Dataset entries:
------
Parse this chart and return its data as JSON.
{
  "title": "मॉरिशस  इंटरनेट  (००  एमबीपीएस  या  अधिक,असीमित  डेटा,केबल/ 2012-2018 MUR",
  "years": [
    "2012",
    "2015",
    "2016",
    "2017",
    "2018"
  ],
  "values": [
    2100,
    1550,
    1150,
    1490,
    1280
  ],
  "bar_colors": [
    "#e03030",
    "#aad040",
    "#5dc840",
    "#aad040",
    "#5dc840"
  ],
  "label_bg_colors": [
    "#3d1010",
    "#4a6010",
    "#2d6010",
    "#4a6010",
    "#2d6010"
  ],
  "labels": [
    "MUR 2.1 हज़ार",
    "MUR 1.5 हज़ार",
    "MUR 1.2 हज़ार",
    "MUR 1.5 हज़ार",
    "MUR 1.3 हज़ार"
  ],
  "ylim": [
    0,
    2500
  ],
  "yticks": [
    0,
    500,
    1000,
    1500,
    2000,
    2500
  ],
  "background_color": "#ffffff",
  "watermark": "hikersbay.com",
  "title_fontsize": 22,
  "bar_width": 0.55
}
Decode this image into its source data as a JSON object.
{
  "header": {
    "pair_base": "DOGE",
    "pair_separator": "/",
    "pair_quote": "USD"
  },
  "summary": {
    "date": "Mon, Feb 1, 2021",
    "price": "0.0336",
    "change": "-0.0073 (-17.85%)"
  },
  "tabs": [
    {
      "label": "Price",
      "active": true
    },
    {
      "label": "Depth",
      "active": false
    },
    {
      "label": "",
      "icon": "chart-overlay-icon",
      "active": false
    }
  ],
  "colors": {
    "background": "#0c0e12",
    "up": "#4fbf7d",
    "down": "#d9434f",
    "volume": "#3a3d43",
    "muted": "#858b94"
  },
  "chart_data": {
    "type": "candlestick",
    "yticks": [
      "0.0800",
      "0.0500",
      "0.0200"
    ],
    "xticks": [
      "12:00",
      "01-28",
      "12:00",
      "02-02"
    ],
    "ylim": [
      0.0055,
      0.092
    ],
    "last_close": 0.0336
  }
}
------
The entries above should be repeated exactly, every one of them.

• Result:
Parse this chart and return its data as JSON.
{
  "title": "मॉरिशस  इंटरनेट  (००  एमबीपीएस  या  अधिक,असीमित  डेटा,केबल/ 2012-2018 MUR",
  "years": [
    "2012",
    "2015",
    "2016",
    "2017",
    "2018"
  ],
  "values": [
    2100,
    1550,
    1150,
    1490,
    1280
  ],
  "bar_colors": [
    "#e03030",
    "#aad040",
    "#5dc840",
    "#aad040",
    "#5dc840"
  ],
  "label_bg_colors": [
    "#3d1010",
    "#4a6010",
    "#2d6010",
    "#4a6010",
    "#2d6010"
  ],
  "labels": [
    "MUR 2.1 हज़ार",
    "MUR 1.5 हज़ार",
    "MUR 1.2 हज़ार",
    "MUR 1.5 हज़ार",
    "MUR 1.3 हज़ार"
  ],
  "ylim": [
    0,
    2500
  ],
  "yticks": [
    0,
    500,
    1000,
    1500,
    2000,
    2500
  ],
  "background_color": "#ffffff",
  "watermark": "hikersbay.com",
  "title_fontsize": 22,
  "bar_width": 0.55
}
Decode this image into its source data as a JSON object.
{
  "header": {
    "pair_base": "DOGE",
    "pair_separator": "/",
    "pair_quote": "USD"
  },
  "summary": {
    "date": "Mon, Feb 1, 2021",
    "price": "0.0336",
    "change": "-0.0073 (-17.85%)"
  },
  "tabs": [
    {
      "label": "Price",
      "active": true
    },
    {
      "label": "Depth",
      "active": false
    },
    {
      "label": "",
      "icon": "chart-overlay-icon",
      "active": false
    }
  ],
  "colors": {
    "background": "#0c0e12",
    "up": "#4fbf7d",
    "down": "#d9434f",
    "volume": "#3a3d43",
    "muted": "#858b94"
  },
  "chart_data": {
    "type": "candlestick",
    "yticks": [
      "0.0800",
      "0.0500",
      "0.0200"
    ],
    "xticks": [
      "12:00",
      "01-28",
      "12:00",
      "02-02"
    ],
    "ylim": [
      0.0055,
      0.092
    ],
    "last_close": 0.0336
  }
}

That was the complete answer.